=== WHAT TO PRODUCE ===
State the number of lines that include the string "Netzwerkeinstellungen", and write nothing else.

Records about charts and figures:
--------------------
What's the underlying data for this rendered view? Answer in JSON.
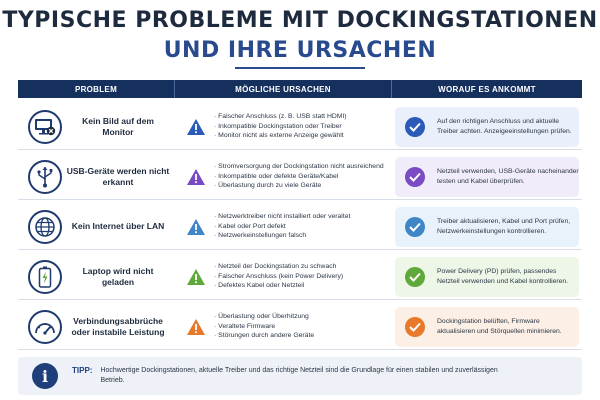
{
  "title": {
    "line1": "TYPISCHE PROBLEME MIT DOCKINGSTATIONEN",
    "line2": "UND IHRE URSACHEN"
  },
  "header": {
    "col1": "PROBLEM",
    "col2": "MÖGLICHE URSACHEN",
    "col3": "WORAUF ES ANKOMMT"
  },
  "rows": [
    {
      "problem": "Kein Bild auf dem Monitor",
      "icon": "monitor-x-icon",
      "accent": "#2b5bb8",
      "card_bg": "#e9f0fb",
      "causes": [
        "Falscher Anschluss (z. B. USB statt HDMI)",
        "Inkompatible Dockingstation oder Treiber",
        "Monitor nicht als externe Anzeige gewählt"
      ],
      "solution": "Auf den richtigen Anschluss und aktuelle Treiber achten. Anzeigeeinstellungen prüfen."
    },
    {
      "problem": "USB-Geräte werden nicht erkannt",
      "icon": "usb-icon",
      "accent": "#7b4bc4",
      "card_bg": "#f1ecfa",
      "causes": [
        "Stromversorgung der Dockingstation nicht ausreichend",
        "Inkompatible oder defekte Geräte/Kabel",
        "Überlastung durch zu viele Geräte"
      ],
      "solution": "Netzteil verwenden, USB-Geräte nacheinander testen und Kabel überprüfen."
    },
    {
      "problem": "Kein Internet über LAN",
      "icon": "globe-icon",
      "accent": "#3f86c6",
      "card_bg": "#e8f2fa",
      "causes": [
        "Netzwerktreiber nicht installiert oder veraltet",
        "Kabel oder Port defekt",
        "Netzwerkeinstellungen falsch"
      ],
      "solution": "Treiber aktualisieren, Kabel und Port prüfen, Netzwerkeinstellungen kontrollieren."
    },
    {
      "problem": "Laptop wird nicht geladen",
      "icon": "battery-icon",
      "accent": "#5fa83a",
      "card_bg": "#edf6e7",
      "causes": [
        "Netzteil der Dockingstation zu schwach",
        "Falscher Anschluss (kein Power Delivery)",
        "Defektes Kabel oder Netzteil"
      ],
      "solution": "Power Delivery (PD) prüfen, passendes Netzteil verwenden und Kabel kontrollieren."
    },
    {
      "problem": "Verbindungsabbrüche oder instabile Leistung",
      "icon": "gauge-icon",
      "accent": "#e8792b",
      "card_bg": "#fcefe5",
      "causes": [
        "Überlastung oder Überhitzung",
        "Veraltete Firmware",
        "Störungen durch andere Geräte"
      ],
      "solution": "Dockingstation belüften, Firmware aktualisieren und Störquellen minimieren."
    }
  ],
  "tip": {
    "icon": "info-icon",
    "label": "TIPP:",
    "text": "Hochwertige Dockingstationen, aktuelle Treiber und das richtige Netzteil sind die Grundlage für einen stabilen und zuverlässigen Betrieb."
  }
}
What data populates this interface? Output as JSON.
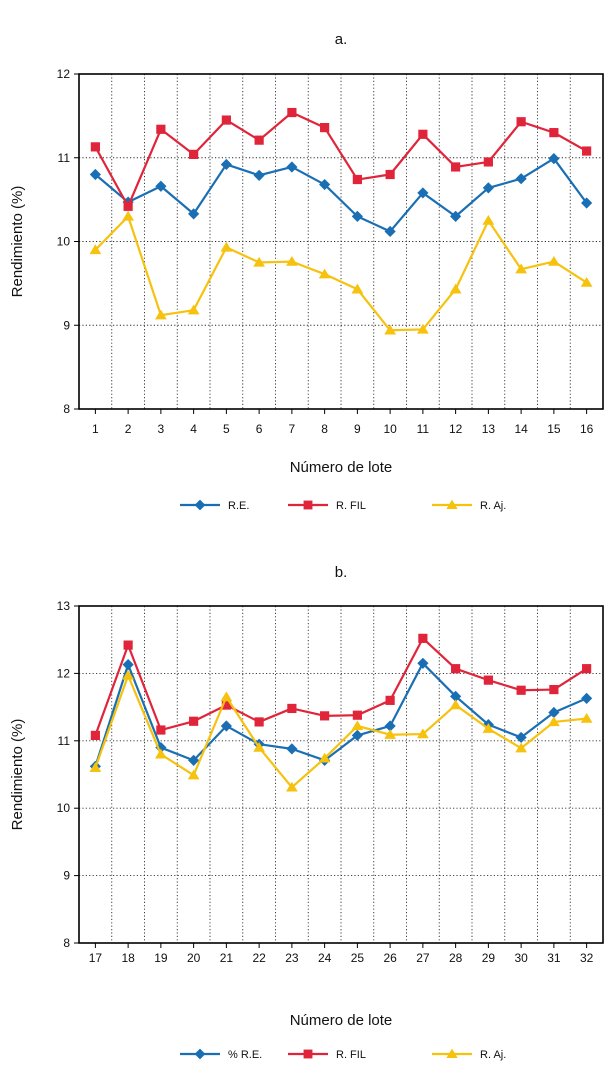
{
  "chart_data": [
    {
      "type": "line",
      "title": "a.",
      "xlabel": "Número de lote",
      "ylabel": "Rendimiento (%)",
      "categories": [
        "1",
        "2",
        "3",
        "4",
        "5",
        "6",
        "7",
        "8",
        "9",
        "10",
        "11",
        "12",
        "13",
        "14",
        "15",
        "16"
      ],
      "ylim": [
        8,
        12
      ],
      "yticks": [
        "8",
        "9",
        "10",
        "11",
        "12"
      ],
      "grid": true,
      "legend_position": "bottom",
      "series": [
        {
          "name": "R.E.",
          "color": "#1a6fb4",
          "marker": "diamond",
          "values": [
            10.8,
            10.47,
            10.66,
            10.33,
            10.92,
            10.79,
            10.89,
            10.68,
            10.3,
            10.12,
            10.58,
            10.3,
            10.64,
            10.75,
            10.99,
            10.46
          ]
        },
        {
          "name": "R. FIL",
          "color": "#e0243a",
          "marker": "square",
          "values": [
            11.13,
            10.42,
            11.34,
            11.04,
            11.45,
            11.21,
            11.54,
            11.36,
            10.74,
            10.8,
            11.28,
            10.89,
            10.95,
            11.43,
            11.3,
            11.08
          ]
        },
        {
          "name": "R. Aj.",
          "color": "#f6c20e",
          "marker": "triangle",
          "values": [
            9.9,
            10.3,
            9.12,
            9.18,
            9.93,
            9.75,
            9.76,
            9.61,
            9.43,
            8.94,
            8.95,
            9.43,
            10.25,
            9.67,
            9.76,
            9.51
          ]
        }
      ]
    },
    {
      "type": "line",
      "title": "b.",
      "xlabel": "Número de lote",
      "ylabel": "Rendimiento (%)",
      "categories": [
        "17",
        "18",
        "19",
        "20",
        "21",
        "22",
        "23",
        "24",
        "25",
        "26",
        "27",
        "28",
        "29",
        "30",
        "31",
        "32"
      ],
      "ylim": [
        8,
        13
      ],
      "yticks": [
        "8",
        "9",
        "10",
        "11",
        "12",
        "13"
      ],
      "grid": true,
      "legend_position": "bottom",
      "series": [
        {
          "name": "% R.E.",
          "color": "#1a6fb4",
          "marker": "diamond",
          "values": [
            10.62,
            12.13,
            10.9,
            10.71,
            11.22,
            10.95,
            10.88,
            10.71,
            11.08,
            11.22,
            12.15,
            11.66,
            11.24,
            11.05,
            11.42,
            11.63
          ]
        },
        {
          "name": "R. FIL",
          "color": "#e0243a",
          "marker": "square",
          "values": [
            11.08,
            12.42,
            11.16,
            11.29,
            11.53,
            11.28,
            11.48,
            11.37,
            11.38,
            11.6,
            12.52,
            12.07,
            11.9,
            11.75,
            11.76,
            12.07
          ]
        },
        {
          "name": "R. Aj.",
          "color": "#f6c20e",
          "marker": "triangle",
          "values": [
            10.6,
            11.97,
            10.8,
            10.49,
            11.65,
            10.9,
            10.31,
            10.74,
            11.22,
            11.09,
            11.1,
            11.53,
            11.18,
            10.89,
            11.28,
            11.33
          ]
        }
      ]
    }
  ]
}
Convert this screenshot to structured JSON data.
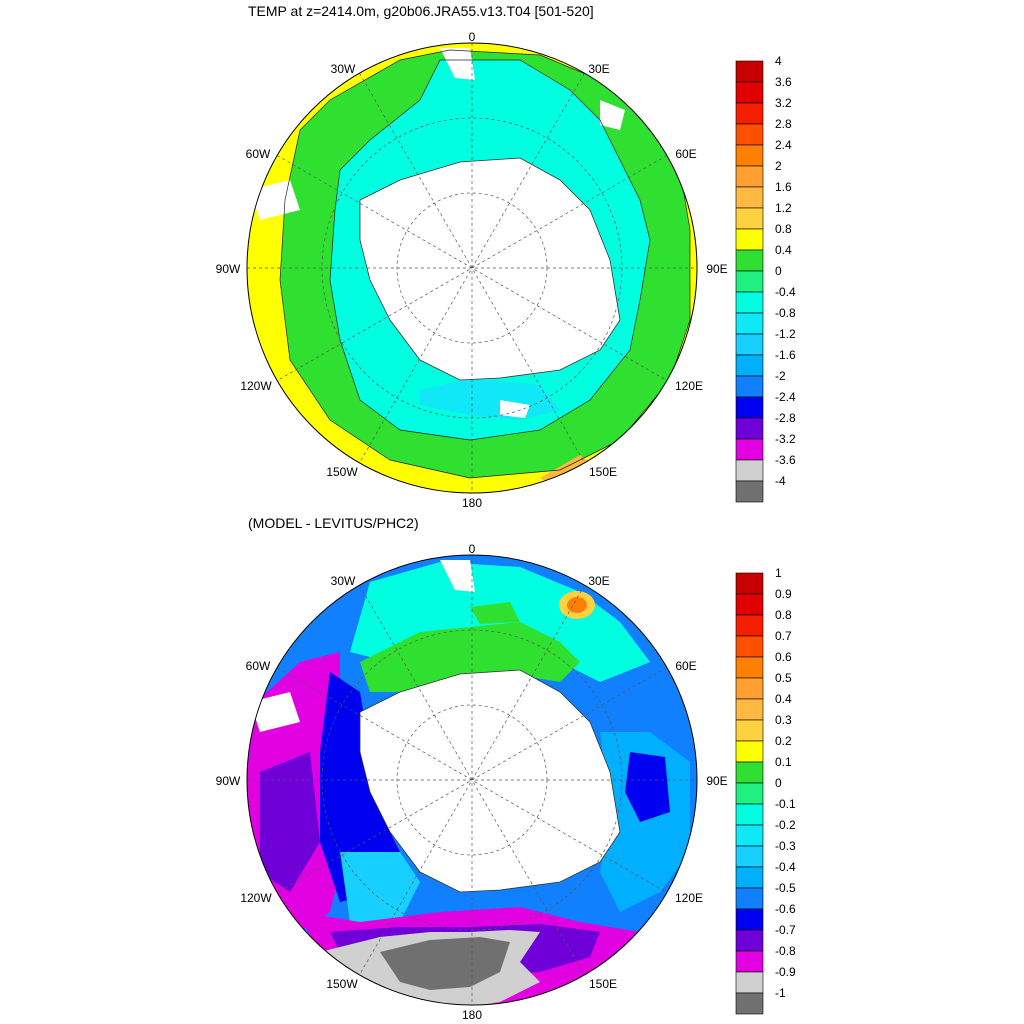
{
  "panels": [
    {
      "id": "top",
      "title": "TEMP at z=2414.0m, g20b06.JRA55.v13.T04 [501-520]",
      "lon_labels": [
        "0",
        "30E",
        "60E",
        "90E",
        "120E",
        "150E",
        "180",
        "150W",
        "120W",
        "90W",
        "60W",
        "30W"
      ],
      "colorbar": {
        "labels": [
          "4",
          "3.6",
          "3.2",
          "2.8",
          "2.4",
          "2",
          "1.6",
          "1.2",
          "0.8",
          "0.4",
          "0",
          "-0.4",
          "-0.8",
          "-1.2",
          "-1.6",
          "-2",
          "-2.4",
          "-2.8",
          "-3.2",
          "-3.6",
          "-4"
        ],
        "colors": [
          "#c80000",
          "#e00000",
          "#f51e00",
          "#ff5000",
          "#ff8000",
          "#ffa030",
          "#ffb840",
          "#ffd040",
          "#ffff00",
          "#30e030",
          "#20f080",
          "#00ffe0",
          "#10e8f8",
          "#18d0ff",
          "#00b0ff",
          "#1080ff",
          "#0000f0",
          "#7000d8",
          "#e000e0",
          "#d0d0d0",
          "#707070"
        ]
      }
    },
    {
      "id": "bottom",
      "title": "(MODEL - LEVITUS/PHC2)",
      "lon_labels": [
        "0",
        "30E",
        "60E",
        "90E",
        "120E",
        "150E",
        "180",
        "150W",
        "120W",
        "90W",
        "60W",
        "30W"
      ],
      "colorbar": {
        "labels": [
          "1",
          "0.9",
          "0.8",
          "0.7",
          "0.6",
          "0.5",
          "0.4",
          "0.3",
          "0.2",
          "0.1",
          "0",
          "-0.1",
          "-0.2",
          "-0.3",
          "-0.4",
          "-0.5",
          "-0.6",
          "-0.7",
          "-0.8",
          "-0.9",
          "-1"
        ],
        "colors": [
          "#c80000",
          "#e00000",
          "#f51e00",
          "#ff5000",
          "#ff8000",
          "#ffa030",
          "#ffb840",
          "#ffd040",
          "#ffff00",
          "#30e030",
          "#20f080",
          "#00ffe0",
          "#10e8f8",
          "#18d0ff",
          "#00b0ff",
          "#1080ff",
          "#0000f0",
          "#7000d8",
          "#e000e0",
          "#d0d0d0",
          "#707070"
        ]
      }
    }
  ]
}
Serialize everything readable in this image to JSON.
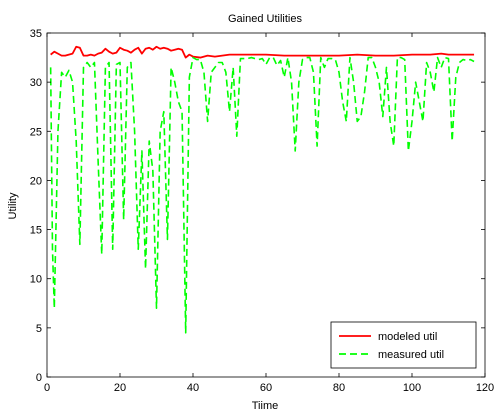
{
  "chart_data": {
    "type": "line",
    "title": "Gained Utilities",
    "xlabel": "Tiime",
    "ylabel": "Utility",
    "xlim": [
      0,
      120
    ],
    "ylim": [
      0,
      35
    ],
    "xticks": [
      0,
      20,
      40,
      60,
      80,
      100,
      120
    ],
    "yticks": [
      0,
      5,
      10,
      15,
      20,
      25,
      30,
      35
    ],
    "grid": false,
    "legend_position": "bottom-right",
    "series": [
      {
        "name": "modeled util",
        "color": "#ff0000",
        "style": "solid",
        "x": [
          1,
          2,
          3,
          4,
          5,
          6,
          7,
          8,
          9,
          10,
          11,
          12,
          13,
          14,
          15,
          16,
          17,
          18,
          19,
          20,
          21,
          22,
          23,
          24,
          25,
          26,
          27,
          28,
          29,
          30,
          31,
          32,
          33,
          34,
          35,
          36,
          37,
          38,
          39,
          40,
          42,
          44,
          46,
          48,
          50,
          55,
          60,
          65,
          70,
          75,
          80,
          85,
          90,
          95,
          100,
          105,
          108,
          110,
          115,
          117
        ],
        "y": [
          32.8,
          33.1,
          32.9,
          32.7,
          32.7,
          32.8,
          32.9,
          33.6,
          33.5,
          32.7,
          32.7,
          32.8,
          32.7,
          32.9,
          33.0,
          33.4,
          33.1,
          32.9,
          33.0,
          33.5,
          33.3,
          33.2,
          33.0,
          33.3,
          33.5,
          32.9,
          33.4,
          33.5,
          33.3,
          33.6,
          33.4,
          33.5,
          33.4,
          33.2,
          33.3,
          33.4,
          33.3,
          32.5,
          32.8,
          32.6,
          32.5,
          32.7,
          32.6,
          32.7,
          32.8,
          32.8,
          32.8,
          32.7,
          32.7,
          32.7,
          32.7,
          32.8,
          32.7,
          32.7,
          32.8,
          32.8,
          32.9,
          32.8,
          32.8,
          32.8
        ]
      },
      {
        "name": "measured util",
        "color": "#00ff00",
        "style": "dashed",
        "x": [
          1,
          1.5,
          2,
          3,
          4,
          5,
          6,
          7,
          8,
          9,
          10,
          11,
          12,
          13,
          14,
          15,
          16,
          17,
          18,
          19,
          20,
          21,
          22,
          23,
          24,
          25,
          26,
          27,
          28,
          29,
          30,
          31,
          32,
          33,
          34,
          35,
          36,
          37,
          38,
          39,
          40,
          41,
          42,
          43,
          44,
          45,
          46,
          47,
          48,
          49,
          50,
          51,
          52,
          53,
          54,
          55,
          56,
          57,
          58,
          59,
          60,
          61,
          62,
          63,
          64,
          65,
          66,
          67,
          68,
          69,
          70,
          71,
          72,
          73,
          74,
          75,
          76,
          77,
          78,
          79,
          80,
          81,
          82,
          83,
          84,
          85,
          86,
          87,
          88,
          89,
          90,
          91,
          92,
          93,
          94,
          95,
          96,
          97,
          98,
          99,
          100,
          101,
          102,
          103,
          104,
          105,
          106,
          107,
          108,
          109,
          110,
          111,
          112,
          113,
          114,
          115,
          116,
          117
        ],
        "y": [
          31.5,
          13,
          7,
          25,
          31,
          30.5,
          31.2,
          30,
          24,
          13.5,
          31.5,
          32,
          31.5,
          32,
          22,
          12.5,
          31.5,
          32,
          13,
          31.8,
          32,
          16,
          31.5,
          32,
          25,
          13,
          23,
          11,
          24,
          21,
          7,
          25,
          27,
          14,
          31.5,
          30,
          28,
          27,
          4.5,
          30.5,
          32.5,
          32.3,
          32.3,
          31,
          26,
          31,
          31.5,
          32,
          32,
          31,
          27,
          31.5,
          24.5,
          32.4,
          32.4,
          32.4,
          32.5,
          32.4,
          32.3,
          32.4,
          31.8,
          32.5,
          32.5,
          31.7,
          32.2,
          30.5,
          32.5,
          30,
          23,
          30,
          32.3,
          32.5,
          32.5,
          31,
          23.5,
          32.5,
          31.5,
          32.4,
          32.4,
          32.3,
          31,
          28,
          26,
          32.5,
          30,
          26,
          26.5,
          29,
          32.5,
          32.5,
          31.5,
          30,
          26.5,
          31.5,
          26,
          23.5,
          32.5,
          32.5,
          32.3,
          23,
          26,
          30,
          28,
          26,
          32,
          31,
          29,
          32.5,
          31.5,
          32.5,
          32.4,
          24,
          30.5,
          32,
          32.3,
          32.2,
          32.3,
          32.1
        ]
      }
    ]
  }
}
--------------------
=== FINISHED ANSWER ===
2